[Data entries]
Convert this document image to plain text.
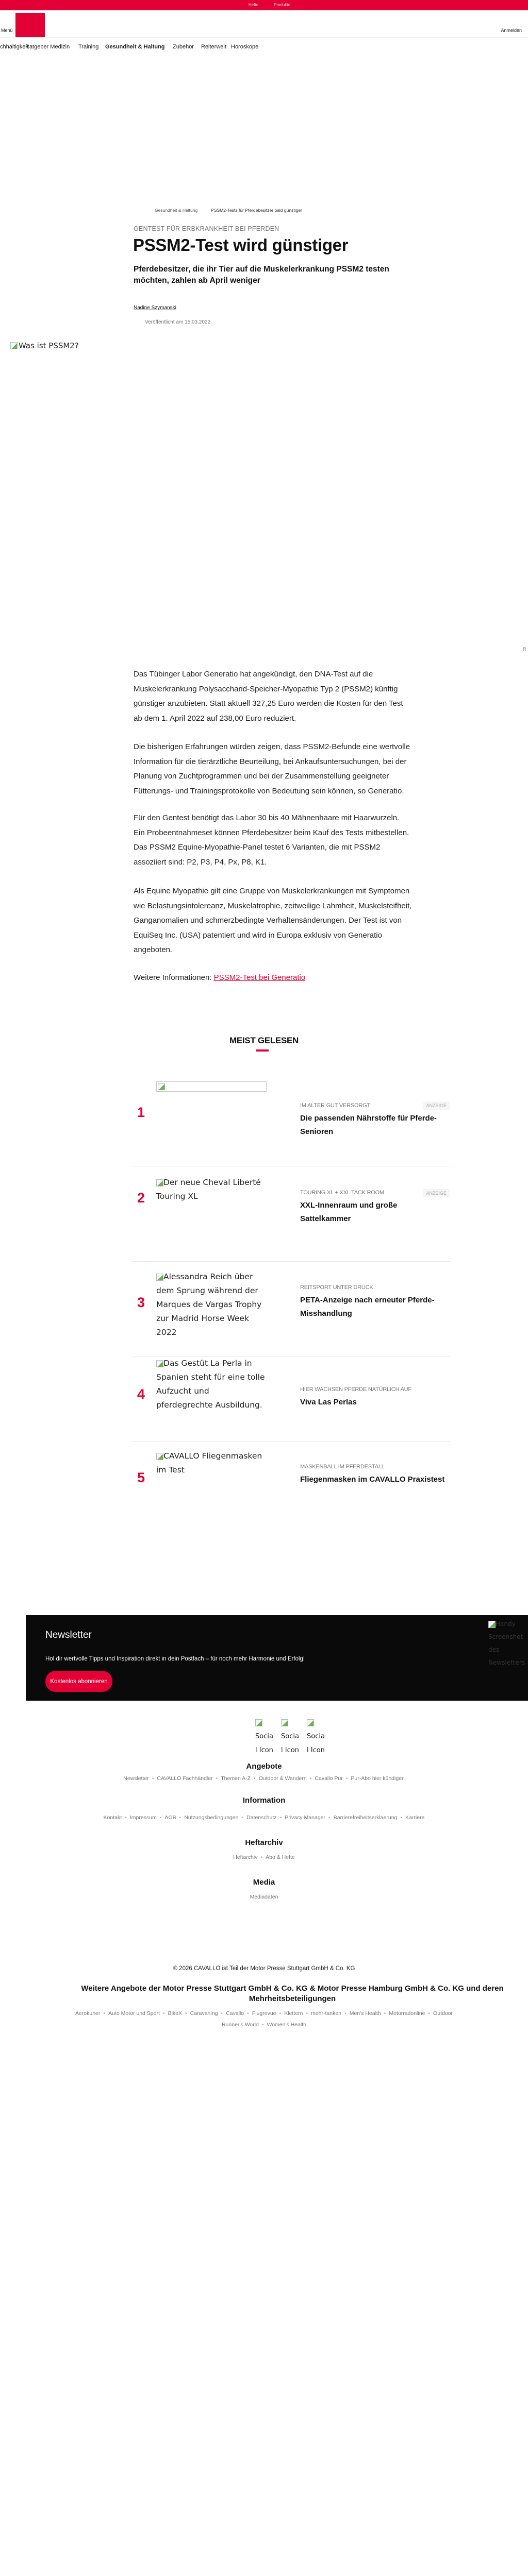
Hefte	Produkte
Menü	Anmelden
chhaltigkeit
Ratgeber Medizin Training Gesundheit & Haltung Zubehör Reiterwelt Horoskope
Gesundheit & Haltung	PSSM2-Tests für Pferdebesitzer bald günstiger
GENTEST FÜR ERBKRANKHEIT BEI PFERDEN
PSSM2-Test wird günstiger
Pferdebesitzer, die ihr Tier auf die Muskelerkrankung PSSM2 testen möchten, zahlen ab April weniger
Nadine Szymanski
Veröffentlicht am 15.03.2022
Was ist PSSM2?
R

Das Tübinger Labor Generatio hat angekündigt, den DNA-Test auf die Muskelerkrankung Polysaccharid-Speicher-Myopathie Typ 2 (PSSM2) künftig günstiger anzubieten. Statt aktuell 327,25 Euro werden die Kosten für den Test ab dem 1. April 2022 auf 238,00 Euro reduziert.

Die bisherigen Erfahrungen würden zeigen, dass PSSM2-Befunde eine wertvolle Information für die tierärztliche Beurteilung, bei Ankaufsuntersuchungen, bei der Planung von Zuchtprogrammen und bei der Zusammenstellung geeigneter Fütterungs- und Trainingsprotokolle von Bedeutung sein können, so Generatio.

Für den Gentest benötigt das Labor 30 bis 40 Mähnenhaare mit Haarwurzeln. Ein Probeentnahmeset können Pferdebesitzer beim Kauf des Tests mitbestellen. Das PSSM2 Equine-Myopathie-Panel testet 6 Varianten, die mit PSSM2 assoziiert sind: P2, P3, P4, Px, P8, K1.

Als Equine Myopathie gilt eine Gruppe von Muskelerkrankungen mit Symptomen wie Belastungsintolereanz, Muskelatrophie, zeitweilige Lahmheit, Muskelsteifheit, Ganganomalien und schmerzbedingte Verhaltensänderungen. Der Test ist von EquiSeq Inc. (USA) patentiert und wird in Europa exklusiv von Generatio angeboten.

Weitere Informationen: PSSM2-Test bei Generatio

MEIST GELESEN
1	IM ALTER GUT VERSORGT	ANZEIGE
Die passenden Nährstoffe für Pferde-Senioren
2
Der neue Cheval Liberté Touring XL	TOURING XL + XXL TACK ROOM	ANZEIGE
XXL-Innenraum und große Sattelkammer
3
Alessandra Reich über dem Sprung während der Marques de Vargas Trophy zur Madrid Horse Week 2022
REITSPORT UNTER DRUCK
PETA-Anzeige nach erneuter Pferde-Misshandlung
4
Das Gestüt La Perla in Spanien steht für eine tolle Aufzucht und pferdegrechte Ausbildung.
HIER WACHSEN PFERDE NATÜRLICH AUF
Viva Las Perlas
5
CAVALLO Fliegenmasken im Test	MASKENBALL IM PFERDESTALL
Fliegenmasken im CAVALLO Praxistest
Newsletter
Hol dir wertvolle Tipps und Inspiration direkt in dein Postfach – für noch mehr Harmonie und Erfolg!
Kostenlos abonnieren
Handy Screenshot des Newsletters

Social Icon

Social Icon

Social Icon
Angebote
Newsletter • CAVALLO Fachhändler • Themen A-Z • Outdoor & Wandern • Cavallo Pur • Pur-Abo hier kündigen
Information
Kontakt • Impressum • AGB • Nutzungsbedingungen • Datenschutz • Privacy Manager • Barrierefreiheitserklaerung • Karriere
Heftarchiv
Heftarchiv • Abo & Hefte
Media
Mediadaten
© 2026 CAVALLO ist Teil der Motor Presse Stuttgart GmbH & Co. KG
Weitere Angebote der Motor Presse Stuttgart GmbH & Co. KG & Motor Presse Hamburg GmbH & Co. KG und deren Mehrheitsbeteiligungen
Aerokurier • Auto Motor und Sport • BikeX • Caravaning • Cavallo • Flugrevue • Klettern • mehr-tanken • Men's Health • Motorradonline • Outdoor
Runner's World • Women's Health
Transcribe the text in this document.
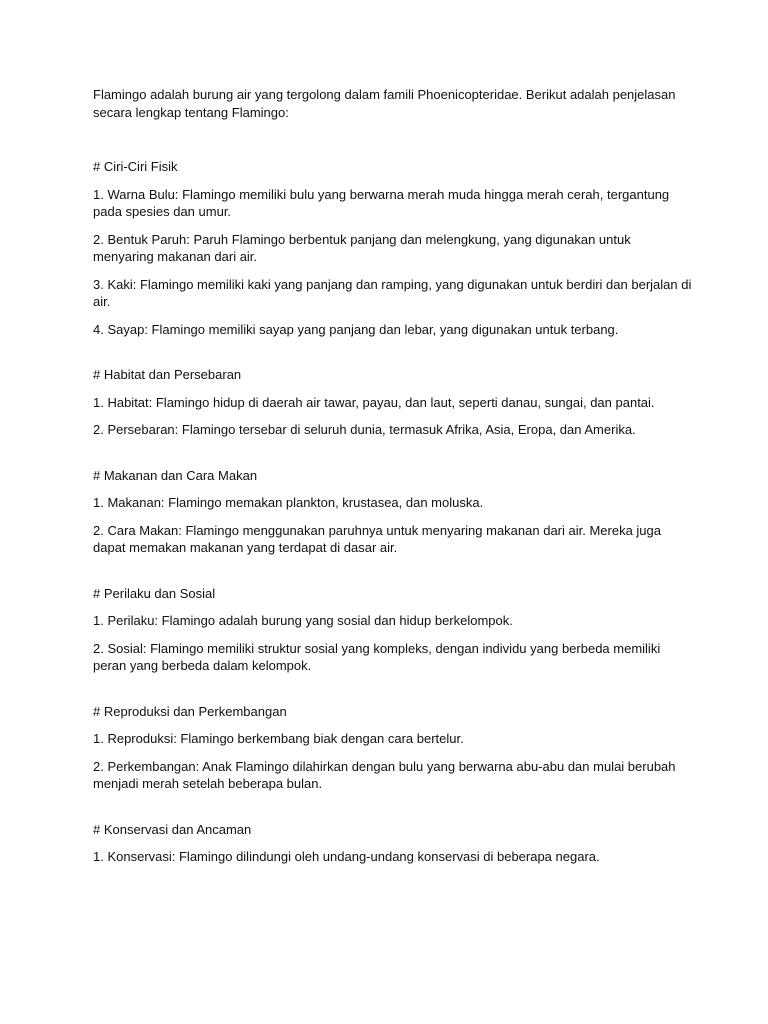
Flamingo adalah burung air yang tergolong dalam famili Phoenicopteridae. Berikut adalah penjelasan secara lengkap tentang Flamingo:

# Ciri-Ciri Fisik

1. Warna Bulu: Flamingo memiliki bulu yang berwarna merah muda hingga merah cerah, tergantung pada spesies dan umur.

2. Bentuk Paruh: Paruh Flamingo berbentuk panjang dan melengkung, yang digunakan untuk menyaring makanan dari air.

3. Kaki: Flamingo memiliki kaki yang panjang dan ramping, yang digunakan untuk berdiri dan berjalan di air.

4. Sayap: Flamingo memiliki sayap yang panjang dan lebar, yang digunakan untuk terbang.

# Habitat dan Persebaran

1. Habitat: Flamingo hidup di daerah air tawar, payau, dan laut, seperti danau, sungai, dan pantai.

2. Persebaran: Flamingo tersebar di seluruh dunia, termasuk Afrika, Asia, Eropa, dan Amerika.

# Makanan dan Cara Makan

1. Makanan: Flamingo memakan plankton, krustasea, dan moluska.

2. Cara Makan: Flamingo menggunakan paruhnya untuk menyaring makanan dari air. Mereka juga dapat memakan makanan yang terdapat di dasar air.

# Perilaku dan Sosial

1. Perilaku: Flamingo adalah burung yang sosial dan hidup berkelompok.

2. Sosial: Flamingo memiliki struktur sosial yang kompleks, dengan individu yang berbeda memiliki peran yang berbeda dalam kelompok.

# Reproduksi dan Perkembangan

1. Reproduksi: Flamingo berkembang biak dengan cara bertelur.

2. Perkembangan: Anak Flamingo dilahirkan dengan bulu yang berwarna abu-abu dan mulai berubah menjadi merah setelah beberapa bulan.

# Konservasi dan Ancaman

1. Konservasi: Flamingo dilindungi oleh undang-undang konservasi di beberapa negara.
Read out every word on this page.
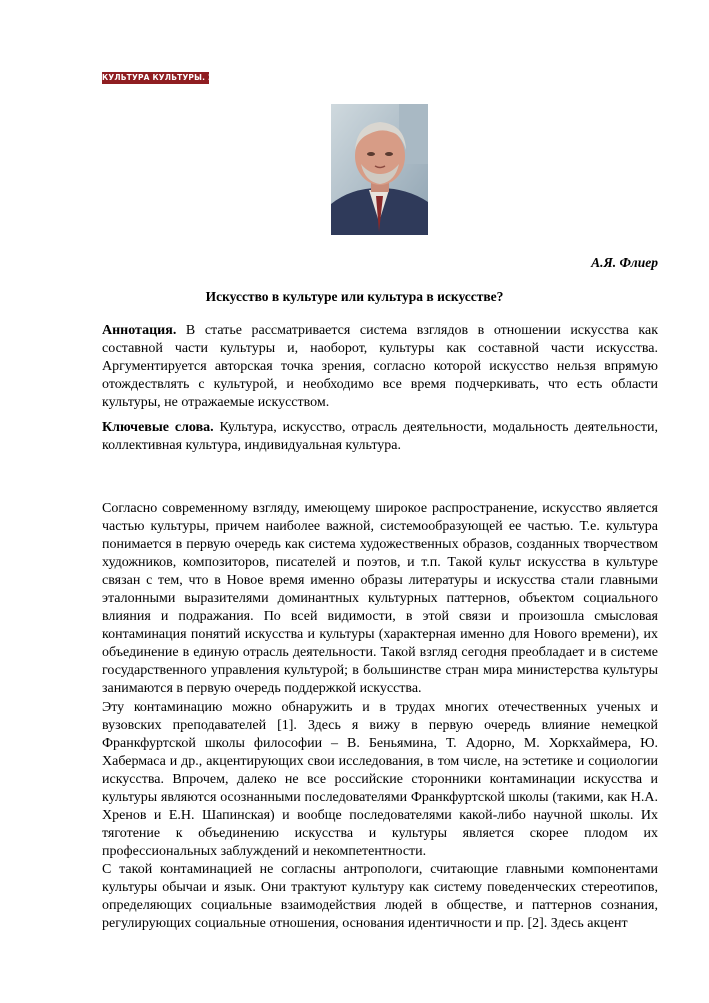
КУЛЬТУРА КУЛЬТУРЫ. 2019
А.Я. Флиер
Искусство в культуре или культура в искусстве?

Аннотация. В статье рассматривается система взглядов в отношении искусства как составной части культуры и, наоборот, культуры как составной части искусства. Аргументируется авторская точка зрения, согласно которой искусство нельзя впрямую отождествлять с культурой, и необходимо все время подчеркивать, что есть области культуры, не отражаемые искусством.

Ключевые слова. Культура, искусство, отрасль деятельности, модальность деятельности, коллективная культура, индивидуальная культура.

Согласно современному взгляду, имеющему широкое распространение, искусство является частью культуры, причем наиболее важной, системообразующей ее частью. Т.е. культура понимается в первую очередь как система художественных образов, созданных творчеством художников, композиторов, писателей и поэтов, и т.п. Такой культ искусства в культуре связан с тем, что в Новое время именно образы литературы и искусства стали главными эталонными выразителями доминантных культурных паттернов, объектом социального влияния и подражания. По всей видимости, в этой связи и произошла смысловая контаминация понятий искусства и культуры (характерная именно для Нового времени), их объединение в единую отрасль деятельности. Такой взгляд сегодня преобладает и в системе государственного управления культурой; в большинстве стран мира министерства культуры занимаются в первую очередь поддержкой искусства.

Эту контаминацию можно обнаружить и в трудах многих отечественных ученых и вузовских преподавателей [1]. Здесь я вижу в первую очередь влияние немецкой Франкфуртской школы философии – В. Беньямина, Т. Адорно, М. Хоркхаймера, Ю. Хабермаса и др., акцентирующих свои исследования, в том числе, на эстетике и социологии искусства. Впрочем, далеко не все российские сторонники контаминации искусства и культуры являются осознанными последователями Франкфуртской школы (такими, как Н.А. Хренов и Е.Н. Шапинская) и вообще последователями какой-либо научной школы. Их тяготение к объединению искусства и культуры является скорее плодом их профессиональных заблуждений и некомпетентности.

С такой контаминацией не согласны антропологи, считающие главными компонентами культуры обычаи и язык. Они трактуют культуру как систему поведенческих стереотипов, определяющих социальные взаимодействия людей в обществе, и паттернов сознания, регулирующих социальные отношения, основания идентичности и пр. [2]. Здесь акцент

_WORK TO DO_. Go through the listing above and work out how many lines contain the string "dalam". Reply with the number alone.

_ANSWER IN FULL_. 2